(Texte à lire)
Traduction Framalang : Piup, xi, jums, goofy, Ced, mika, Luc, Laure, Lumibd, goofy, alienspoon, Julien / Sphinx

Tout, dans notre société moderne, des hôpitaux à la bourse en passant par les journaux et les réseaux sociaux, fonctionne grâce à des logiciels. Mais à y regarder de plus près, vous verrez que les fondations de cette infrastructure logicielle menacent de céder sous la demande. Aujourd’hui, presque tous les logiciels sont tributaires de code dit open source : public et gratuit, ce code est créé et maintenu par des communautés de développeurs ou disposant d’autres compétences. Comme les routes ou les ponts que tout le monde peut emprunter à pied ou dans un véhicule, le code open source peut être repris et utilisé par n’importe qui, entreprise ou particulier, pour créer des logiciels. Ce code constitue l’infrastructure numérique de la société d’aujourd’hui, et tout comme l’infrastructure matérielle, elle nécessite une maintenance et un entretien réguliers. Aux États-Unis par exemple, plus de la moitié des dépenses de l’état pour les réseaux routiers et ceux de distribution d’eau est consacrée à leur seule maintenance.

Mais les ressources financières nécessaires pour soutenir cette infrastructure numérique sont bien plus difficiles à obtenir. La maintenance de code open source était relativement abordable à ses débuts, mais de nos jours les financements ne viennent en général que d’entreprises de logiciels, sous forme de mécénat direct ou indirect. Dans la foulée de la révolution de l’ordinateur personnel, au début des années 1980, la plupart des logiciels du commerce étaient propriétaires, et non partagés. Les outils logiciels étaient conçus et utilisés en interne dans chaque entreprise, qui vendait aux clients une licence d’utilisation de ses produits. Beaucoup d’entreprises trouvaient que l’open source était un domaine émergent trop peu fiable pour un usage commercial. Selon elles, les logiciels devaient être vendus, pas donnés gratuitement.

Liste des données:
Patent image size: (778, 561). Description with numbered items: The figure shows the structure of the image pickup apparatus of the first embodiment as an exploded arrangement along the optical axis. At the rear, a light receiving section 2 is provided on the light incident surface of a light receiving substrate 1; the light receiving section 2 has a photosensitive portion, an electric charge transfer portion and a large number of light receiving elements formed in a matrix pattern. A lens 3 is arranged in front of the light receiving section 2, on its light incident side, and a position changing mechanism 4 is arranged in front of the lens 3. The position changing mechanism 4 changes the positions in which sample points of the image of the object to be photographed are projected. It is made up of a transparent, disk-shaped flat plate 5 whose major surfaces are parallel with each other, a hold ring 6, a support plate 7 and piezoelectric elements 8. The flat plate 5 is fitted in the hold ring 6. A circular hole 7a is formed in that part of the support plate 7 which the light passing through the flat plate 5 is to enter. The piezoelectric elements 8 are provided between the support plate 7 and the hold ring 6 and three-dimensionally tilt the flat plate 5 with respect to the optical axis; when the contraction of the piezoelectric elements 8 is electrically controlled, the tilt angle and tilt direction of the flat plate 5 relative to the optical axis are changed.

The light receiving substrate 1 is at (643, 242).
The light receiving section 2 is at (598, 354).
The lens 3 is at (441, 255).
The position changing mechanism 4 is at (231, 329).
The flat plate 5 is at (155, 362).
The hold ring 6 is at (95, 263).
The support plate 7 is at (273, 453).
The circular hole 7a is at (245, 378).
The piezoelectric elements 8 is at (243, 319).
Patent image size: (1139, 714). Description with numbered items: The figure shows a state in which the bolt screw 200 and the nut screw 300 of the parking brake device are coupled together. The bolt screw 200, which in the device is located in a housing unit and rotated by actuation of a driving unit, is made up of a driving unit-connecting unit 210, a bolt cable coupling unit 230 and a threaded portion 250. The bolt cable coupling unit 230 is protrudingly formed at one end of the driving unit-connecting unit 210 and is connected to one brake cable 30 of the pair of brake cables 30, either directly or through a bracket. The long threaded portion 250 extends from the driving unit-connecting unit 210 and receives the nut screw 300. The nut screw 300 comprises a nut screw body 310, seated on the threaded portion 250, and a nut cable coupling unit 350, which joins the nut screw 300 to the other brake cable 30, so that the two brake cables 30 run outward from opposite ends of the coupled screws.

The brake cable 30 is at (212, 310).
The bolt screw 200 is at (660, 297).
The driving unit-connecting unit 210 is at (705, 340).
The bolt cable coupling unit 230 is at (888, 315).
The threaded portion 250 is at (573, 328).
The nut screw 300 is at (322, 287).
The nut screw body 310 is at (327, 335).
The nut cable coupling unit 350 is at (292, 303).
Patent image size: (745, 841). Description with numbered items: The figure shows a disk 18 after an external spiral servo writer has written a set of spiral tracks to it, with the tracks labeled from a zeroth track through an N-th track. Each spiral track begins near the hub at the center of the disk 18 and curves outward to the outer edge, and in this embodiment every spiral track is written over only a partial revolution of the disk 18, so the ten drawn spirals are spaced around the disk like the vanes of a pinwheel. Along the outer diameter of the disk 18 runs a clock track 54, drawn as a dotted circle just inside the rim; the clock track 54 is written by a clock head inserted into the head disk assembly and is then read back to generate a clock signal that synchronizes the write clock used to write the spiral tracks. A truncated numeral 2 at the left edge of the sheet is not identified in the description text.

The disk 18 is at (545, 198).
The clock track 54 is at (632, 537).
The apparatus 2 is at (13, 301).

(Énoncés)
A - Réécrivez en tableau Markdown les enregistrements, de leur première ligne jusqu'à la ligne contenant « The piezoelectric elements 8 is at » incluse, sans les lignes vides. Utilisez deux colonnes, « Numéro » et « Ligne ».
B - Prolongez le texte sur le financement du code open source à la suite de sa dernière phrase.

(Réponses)
A -
| Numéro | Ligne |
|---|---|
| 1 | Patent image size: (778, 561). Description with numbered items: The figure shows the structure of the image pickup apparatus of the first embodiment as an exploded arrangement along the optical axis. At the rear, a light receiving section 2 is provided on the light incident surface of a light receiving substrate 1; the light receiving section 2 has a photosensitive portion, an electric charge transfer portion and a large number of light receiving elements formed in a matrix pattern. A lens 3 is arranged in front of the light receiving section 2, on its light incident side, and a position changing mechanism 4 is arranged in front of the lens 3. The position changing mechanism 4 changes the positions in which sample points of the image of the object to be photographed are projected. It is made up of a transparent, disk-shaped flat plate 5 whose major surfaces are parallel with each other, a hold ring 6, a support plate 7 and piezoelectric elements 8. The flat plate 5 is fitted in the hold ring 6. A circular hole 7a is formed in that part of the support plate 7 which the light passing through the flat plate 5 is to enter. The piezoelectric elements 8 are provided between the support plate 7 and the hold ring 6 and three-dimensionally tilt the flat plate 5 with respect to the optical axis; when the contraction of the piezoelectric elements 8 is electrically controlled, the tilt angle and tilt direction of the flat plate 5 relative to the optical axis are changed. |
| 2 | The light receiving substrate 1 is at (643, 242). |
| 3 | The light receiving section 2 is at (598, 354). |
| 4 | The lens 3 is at (441, 255). |
| 5 | The position changing mechanism 4 is at (231, 329). |
| 6 | The flat plate 5 is at (155, 362). |
| 7 | The hold ring 6 is at (95, 263). |
| 8 | The support plate 7 is at (273, 453). |
| 9 | The circular hole 7a is at (245, 378). |
| 10 | The piezoelectric elements 8 is at (243, 319). |

B -
En fait, partager du code s’est révélé plus facile, plus économique et plus efficace que d’écrire du code propriétaire, et de nos jours tout le monde utilise du code open source : les entreprises du Fortune 500, le gouvernement, les grandes entreprises du logiciel, les startups… Cependant, cette demande supplémentaire a augmenté la charge de travail de ceux qui produisent et entretiennent cette infrastructure partagée, mais comme ces communautés sont assez discrètes, le reste du monde a mis longtemps à s’en rendre compte. Parmi nous, beaucoup considèrent qu’ouvrir un logiciel est aussi normal que pousser un bouton pour allumer la lumière, mais nous ne pensons pas au capital humain qui a rendu cela possible.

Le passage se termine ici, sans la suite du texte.